Vos consignes: Recopiez fidèlement le passage du texte sur le coup de chaleur, de « Les signes d’alerte » à « tout le corps. ».

Extrait du document:
++++++++

Lorsque le mercure grimpe et que la canicule s’installe, un danger mortel guette : le coup de chaleur. Cette urgence médicale, souvent sous-estimée, peut basculer en quelques heures vers des complications fatales. Pourtant, une réaction rapide et adaptée peut sauver des vies.
Qu’est-ce qu’un coup de chaleur et comment le reconnaître ?
Le coup de chaleur correspond à une surchauffe brutale de l’organisme, avec une température corporelle qui franchit la barre des 40 degrés. On distingue deux formes principales : le coup de chaleur classique, provoqué par une exposition prolongée à une atmosphère chaude et humide, et celui d’exercice, déclenché par une activité physique intense.
Les signes d’alerte sont multiples et doivent être pris au sérieux. Une fièvre égale ou supérieure à 40°C constitue le premier indicateur. S’y ajoutent des palpitations cardiaques, des maux de tête violents et des rougeurs diffuses sur tout le corps.
La peau devient chaude et sèche, bien qu’elle puisse rester humide chez les sportifs. Des troubles digestifs comme des vomissements et des diarrhées apparaissent fréquemment. L’état mental se dégrade rapidement : confusion, délire ou agitation grave signalent une urgence absolue.
Les gestes qui sauvent en cas d’urgence
Face à un coup de chaleur, chaque minute compte. La première action consiste à appeler immédiatement le 15 pour obtenir une assistance médicale d’urgence. En attendant les secours, des mesures simples mais vitales doivent être appliquées.
Déplacez la victime à l’ombre sans tarder. Le refroidissement corporel doit débuter immédiatement par aspersion d’eau froide, ventilation artificielle, douche froide ou immersion dans un bain frais. À ce jour, aucun traitement pharmacologique n’a prouvé son efficacité pour accélérer ce processus.
Avec une intervention rapide, la durée du coup de chaleur peut être limitée à moins de 12 heures. Tout retard augmente considérablement les risques de complications graves.
Des complications potentiellement mortelles
Le coup de chaleur engage le pronostic vital et peut entraîner des défaillances multiviscérales. Le système cardiovasculaire, l’appareil respiratoire, les reins, le système hématologique et même le foie peuvent être touchés simultanément.
Les troubles neurologiques figurent parmi les manifestations les plus inquiétantes : délire, convulsions ou coma peuvent survenir. Les complications cardiaques incluent le syndrome coronarien aigu et des troubles du rythme potentiellement fatals.
D’autres atteintes sévères menacent l’organisme : complications hémorragiques, syndrome de détresse respiratoire aigu, pancréatite aiguë ou hépatite fulminante, bien que cette dernière reste plus rare.

++++++++

Données de reconnaissance de la structure du document:
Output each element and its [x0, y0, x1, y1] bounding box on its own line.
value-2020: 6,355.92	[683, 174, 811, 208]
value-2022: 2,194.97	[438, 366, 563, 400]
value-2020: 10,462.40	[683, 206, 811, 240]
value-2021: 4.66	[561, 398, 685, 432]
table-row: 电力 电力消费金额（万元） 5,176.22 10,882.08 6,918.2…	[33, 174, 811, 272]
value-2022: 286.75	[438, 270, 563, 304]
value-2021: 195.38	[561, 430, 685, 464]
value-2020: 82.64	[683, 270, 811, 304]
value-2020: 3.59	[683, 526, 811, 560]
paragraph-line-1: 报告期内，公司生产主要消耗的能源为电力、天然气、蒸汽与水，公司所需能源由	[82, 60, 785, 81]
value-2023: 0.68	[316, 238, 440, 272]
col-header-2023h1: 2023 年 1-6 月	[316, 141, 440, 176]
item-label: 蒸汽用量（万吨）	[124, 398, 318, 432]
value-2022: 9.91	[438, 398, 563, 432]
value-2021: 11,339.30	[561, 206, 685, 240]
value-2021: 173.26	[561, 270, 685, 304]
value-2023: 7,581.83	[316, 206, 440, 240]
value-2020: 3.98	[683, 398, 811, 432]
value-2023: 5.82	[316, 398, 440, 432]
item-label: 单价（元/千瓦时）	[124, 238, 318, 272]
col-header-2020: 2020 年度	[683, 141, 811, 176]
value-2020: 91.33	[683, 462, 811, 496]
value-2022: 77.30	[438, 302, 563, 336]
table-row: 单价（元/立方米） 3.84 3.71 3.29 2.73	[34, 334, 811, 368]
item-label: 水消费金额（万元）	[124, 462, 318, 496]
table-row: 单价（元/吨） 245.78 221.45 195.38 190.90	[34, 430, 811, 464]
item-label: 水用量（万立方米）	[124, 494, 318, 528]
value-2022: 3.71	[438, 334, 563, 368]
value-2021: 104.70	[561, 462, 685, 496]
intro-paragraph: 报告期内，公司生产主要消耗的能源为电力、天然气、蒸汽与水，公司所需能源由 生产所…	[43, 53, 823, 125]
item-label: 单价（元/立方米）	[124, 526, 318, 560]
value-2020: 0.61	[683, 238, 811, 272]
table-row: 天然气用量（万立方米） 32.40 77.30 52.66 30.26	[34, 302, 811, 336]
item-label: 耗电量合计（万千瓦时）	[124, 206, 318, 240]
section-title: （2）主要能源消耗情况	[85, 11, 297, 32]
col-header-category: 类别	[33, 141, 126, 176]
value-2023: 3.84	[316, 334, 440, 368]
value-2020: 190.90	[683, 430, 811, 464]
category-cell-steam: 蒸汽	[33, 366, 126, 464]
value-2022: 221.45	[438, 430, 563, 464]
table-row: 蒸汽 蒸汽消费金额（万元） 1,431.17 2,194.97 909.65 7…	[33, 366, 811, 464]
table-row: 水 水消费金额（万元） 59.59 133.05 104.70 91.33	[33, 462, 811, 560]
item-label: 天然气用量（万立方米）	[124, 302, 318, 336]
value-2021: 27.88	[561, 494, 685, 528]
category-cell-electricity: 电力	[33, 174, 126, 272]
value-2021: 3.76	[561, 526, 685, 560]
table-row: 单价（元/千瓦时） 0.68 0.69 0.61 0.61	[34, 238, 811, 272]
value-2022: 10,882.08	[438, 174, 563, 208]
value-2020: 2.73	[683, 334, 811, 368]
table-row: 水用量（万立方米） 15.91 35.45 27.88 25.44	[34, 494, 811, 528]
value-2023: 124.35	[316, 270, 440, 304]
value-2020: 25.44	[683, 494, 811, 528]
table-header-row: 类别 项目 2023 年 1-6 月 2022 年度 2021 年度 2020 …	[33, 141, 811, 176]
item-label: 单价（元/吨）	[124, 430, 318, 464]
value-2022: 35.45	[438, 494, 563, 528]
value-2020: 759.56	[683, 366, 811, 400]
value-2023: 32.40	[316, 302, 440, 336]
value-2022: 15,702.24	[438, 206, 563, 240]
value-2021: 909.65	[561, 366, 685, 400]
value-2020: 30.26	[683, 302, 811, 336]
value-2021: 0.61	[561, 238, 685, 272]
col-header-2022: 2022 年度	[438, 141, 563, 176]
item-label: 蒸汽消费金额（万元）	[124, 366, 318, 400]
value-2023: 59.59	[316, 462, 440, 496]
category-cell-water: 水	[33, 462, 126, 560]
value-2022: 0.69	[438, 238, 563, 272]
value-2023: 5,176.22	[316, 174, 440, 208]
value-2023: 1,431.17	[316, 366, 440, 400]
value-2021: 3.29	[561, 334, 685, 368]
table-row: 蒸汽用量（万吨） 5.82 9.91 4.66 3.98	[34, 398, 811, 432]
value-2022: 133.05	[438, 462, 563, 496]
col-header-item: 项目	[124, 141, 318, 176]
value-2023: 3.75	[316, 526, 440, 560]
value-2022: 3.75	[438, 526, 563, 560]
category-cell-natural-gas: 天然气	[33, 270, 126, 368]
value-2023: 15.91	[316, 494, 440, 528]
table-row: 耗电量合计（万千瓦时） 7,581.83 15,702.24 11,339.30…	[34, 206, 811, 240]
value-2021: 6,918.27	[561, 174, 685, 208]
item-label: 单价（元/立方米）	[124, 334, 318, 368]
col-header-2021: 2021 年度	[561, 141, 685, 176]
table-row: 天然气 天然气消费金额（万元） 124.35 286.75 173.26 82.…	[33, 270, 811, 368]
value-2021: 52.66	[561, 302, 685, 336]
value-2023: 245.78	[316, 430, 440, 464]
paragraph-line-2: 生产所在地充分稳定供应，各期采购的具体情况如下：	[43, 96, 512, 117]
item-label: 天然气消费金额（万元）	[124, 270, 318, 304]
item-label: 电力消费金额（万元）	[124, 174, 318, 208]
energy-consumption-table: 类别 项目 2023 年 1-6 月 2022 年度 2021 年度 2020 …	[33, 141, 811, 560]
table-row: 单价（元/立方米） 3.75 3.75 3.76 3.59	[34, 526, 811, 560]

++++++++

Corrigé:
Les signes d’alerte sont multiples et doivent être pris au sérieux. Une fièvre égale ou supérieure à 40°C constitue le premier indicateur. S’y ajoutent des palpitations cardiaques, des maux de tête violents et des rougeurs diffuses sur tout le corps.